─── RECORDS SUPPLIED ───

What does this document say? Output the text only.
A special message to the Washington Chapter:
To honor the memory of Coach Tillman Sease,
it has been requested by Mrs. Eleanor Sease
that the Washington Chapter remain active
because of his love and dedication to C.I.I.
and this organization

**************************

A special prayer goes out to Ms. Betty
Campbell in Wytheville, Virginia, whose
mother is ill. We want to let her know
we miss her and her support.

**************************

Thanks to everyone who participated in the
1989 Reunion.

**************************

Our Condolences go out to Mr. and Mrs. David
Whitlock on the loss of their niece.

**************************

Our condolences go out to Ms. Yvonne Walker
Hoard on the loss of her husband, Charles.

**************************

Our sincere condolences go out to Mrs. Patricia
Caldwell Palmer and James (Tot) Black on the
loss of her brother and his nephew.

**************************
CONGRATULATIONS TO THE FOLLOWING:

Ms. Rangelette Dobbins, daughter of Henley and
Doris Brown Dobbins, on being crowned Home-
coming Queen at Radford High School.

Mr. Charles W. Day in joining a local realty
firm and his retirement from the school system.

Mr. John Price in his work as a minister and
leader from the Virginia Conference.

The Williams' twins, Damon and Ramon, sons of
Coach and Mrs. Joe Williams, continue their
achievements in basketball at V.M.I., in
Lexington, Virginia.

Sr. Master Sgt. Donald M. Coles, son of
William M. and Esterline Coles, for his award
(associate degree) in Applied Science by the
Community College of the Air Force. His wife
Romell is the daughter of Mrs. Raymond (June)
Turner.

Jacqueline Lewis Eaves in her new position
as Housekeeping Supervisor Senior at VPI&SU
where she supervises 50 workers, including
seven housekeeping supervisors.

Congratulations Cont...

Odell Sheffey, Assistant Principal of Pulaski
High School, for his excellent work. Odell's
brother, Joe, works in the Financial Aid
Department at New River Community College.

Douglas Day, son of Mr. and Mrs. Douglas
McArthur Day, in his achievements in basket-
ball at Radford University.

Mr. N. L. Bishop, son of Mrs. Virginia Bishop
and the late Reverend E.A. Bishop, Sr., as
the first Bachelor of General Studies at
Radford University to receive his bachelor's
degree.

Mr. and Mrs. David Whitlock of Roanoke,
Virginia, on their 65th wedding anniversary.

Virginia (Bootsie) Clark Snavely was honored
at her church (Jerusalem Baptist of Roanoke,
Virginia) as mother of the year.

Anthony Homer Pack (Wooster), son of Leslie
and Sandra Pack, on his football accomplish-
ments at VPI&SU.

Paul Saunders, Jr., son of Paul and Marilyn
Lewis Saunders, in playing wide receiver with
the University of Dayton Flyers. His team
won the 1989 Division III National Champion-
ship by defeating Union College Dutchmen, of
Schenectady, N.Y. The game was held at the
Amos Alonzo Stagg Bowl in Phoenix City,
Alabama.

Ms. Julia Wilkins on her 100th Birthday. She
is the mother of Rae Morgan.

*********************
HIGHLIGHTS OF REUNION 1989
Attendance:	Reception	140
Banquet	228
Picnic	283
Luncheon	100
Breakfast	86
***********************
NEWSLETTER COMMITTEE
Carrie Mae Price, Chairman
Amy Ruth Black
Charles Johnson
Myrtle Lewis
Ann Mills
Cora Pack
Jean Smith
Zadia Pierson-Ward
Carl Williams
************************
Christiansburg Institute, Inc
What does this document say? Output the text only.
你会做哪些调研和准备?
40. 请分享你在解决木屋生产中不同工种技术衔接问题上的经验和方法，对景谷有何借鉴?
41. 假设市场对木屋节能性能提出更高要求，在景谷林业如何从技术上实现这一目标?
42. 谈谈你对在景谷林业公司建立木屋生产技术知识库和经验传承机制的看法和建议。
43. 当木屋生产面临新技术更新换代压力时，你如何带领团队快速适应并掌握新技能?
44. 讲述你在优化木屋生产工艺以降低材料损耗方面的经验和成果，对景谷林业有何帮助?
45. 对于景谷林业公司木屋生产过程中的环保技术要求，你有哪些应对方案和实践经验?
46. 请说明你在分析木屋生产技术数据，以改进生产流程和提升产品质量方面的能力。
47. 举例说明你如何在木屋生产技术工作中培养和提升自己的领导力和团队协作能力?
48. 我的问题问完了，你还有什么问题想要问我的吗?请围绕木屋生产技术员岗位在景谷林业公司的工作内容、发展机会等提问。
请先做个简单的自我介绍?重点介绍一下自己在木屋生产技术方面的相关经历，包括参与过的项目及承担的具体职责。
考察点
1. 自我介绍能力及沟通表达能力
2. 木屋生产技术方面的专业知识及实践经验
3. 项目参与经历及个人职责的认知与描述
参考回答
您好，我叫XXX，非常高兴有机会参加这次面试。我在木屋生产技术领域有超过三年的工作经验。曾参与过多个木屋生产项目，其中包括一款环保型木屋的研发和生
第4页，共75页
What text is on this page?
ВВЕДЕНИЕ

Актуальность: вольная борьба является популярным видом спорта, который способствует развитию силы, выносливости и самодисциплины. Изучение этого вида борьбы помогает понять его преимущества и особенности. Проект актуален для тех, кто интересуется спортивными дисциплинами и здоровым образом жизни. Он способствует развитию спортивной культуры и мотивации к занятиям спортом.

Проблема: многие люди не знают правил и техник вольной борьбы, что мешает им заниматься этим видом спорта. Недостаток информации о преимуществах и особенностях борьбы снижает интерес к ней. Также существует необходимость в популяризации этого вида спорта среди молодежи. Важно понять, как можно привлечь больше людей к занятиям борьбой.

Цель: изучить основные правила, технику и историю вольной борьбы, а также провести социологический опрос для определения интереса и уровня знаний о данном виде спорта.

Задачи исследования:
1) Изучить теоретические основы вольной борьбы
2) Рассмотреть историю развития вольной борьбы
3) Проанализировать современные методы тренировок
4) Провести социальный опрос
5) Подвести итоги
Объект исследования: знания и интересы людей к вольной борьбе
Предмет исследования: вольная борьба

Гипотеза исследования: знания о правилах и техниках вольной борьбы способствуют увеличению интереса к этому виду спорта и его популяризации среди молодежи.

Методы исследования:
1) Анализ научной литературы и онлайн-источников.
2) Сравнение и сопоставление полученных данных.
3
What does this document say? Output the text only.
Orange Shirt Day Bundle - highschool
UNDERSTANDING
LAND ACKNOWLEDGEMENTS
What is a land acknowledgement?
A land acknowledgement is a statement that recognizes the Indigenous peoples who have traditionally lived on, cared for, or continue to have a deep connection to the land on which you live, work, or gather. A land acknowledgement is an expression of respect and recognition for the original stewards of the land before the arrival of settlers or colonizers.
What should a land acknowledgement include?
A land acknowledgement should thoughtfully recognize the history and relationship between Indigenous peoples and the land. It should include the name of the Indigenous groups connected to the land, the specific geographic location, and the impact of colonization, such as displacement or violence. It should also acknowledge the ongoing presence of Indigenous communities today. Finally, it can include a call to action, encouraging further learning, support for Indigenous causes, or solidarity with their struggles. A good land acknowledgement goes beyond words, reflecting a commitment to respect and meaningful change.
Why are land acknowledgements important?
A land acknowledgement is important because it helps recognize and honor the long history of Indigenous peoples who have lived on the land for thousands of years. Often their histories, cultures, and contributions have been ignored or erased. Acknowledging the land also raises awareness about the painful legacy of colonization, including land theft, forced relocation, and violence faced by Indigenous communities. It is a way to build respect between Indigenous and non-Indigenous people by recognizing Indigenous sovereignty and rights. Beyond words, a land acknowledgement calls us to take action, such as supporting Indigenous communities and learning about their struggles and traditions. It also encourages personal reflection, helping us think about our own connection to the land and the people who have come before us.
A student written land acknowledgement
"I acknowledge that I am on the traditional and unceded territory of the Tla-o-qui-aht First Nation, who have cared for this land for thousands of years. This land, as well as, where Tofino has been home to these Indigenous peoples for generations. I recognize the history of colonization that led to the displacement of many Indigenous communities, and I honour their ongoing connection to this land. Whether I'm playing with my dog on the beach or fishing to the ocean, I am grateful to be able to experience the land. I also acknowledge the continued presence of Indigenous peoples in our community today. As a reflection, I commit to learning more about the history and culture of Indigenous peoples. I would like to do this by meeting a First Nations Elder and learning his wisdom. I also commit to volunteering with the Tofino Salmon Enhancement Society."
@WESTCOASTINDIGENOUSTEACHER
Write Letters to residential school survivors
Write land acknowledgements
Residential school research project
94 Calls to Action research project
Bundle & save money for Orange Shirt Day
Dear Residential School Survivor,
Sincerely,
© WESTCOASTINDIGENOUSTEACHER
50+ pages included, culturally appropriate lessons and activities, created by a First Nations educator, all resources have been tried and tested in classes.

───

== OBJECTIVE ==
Report only the number of lines that hold the string "Radford" in this listing.

== RESULT FOR THIS EXERCISE ==
3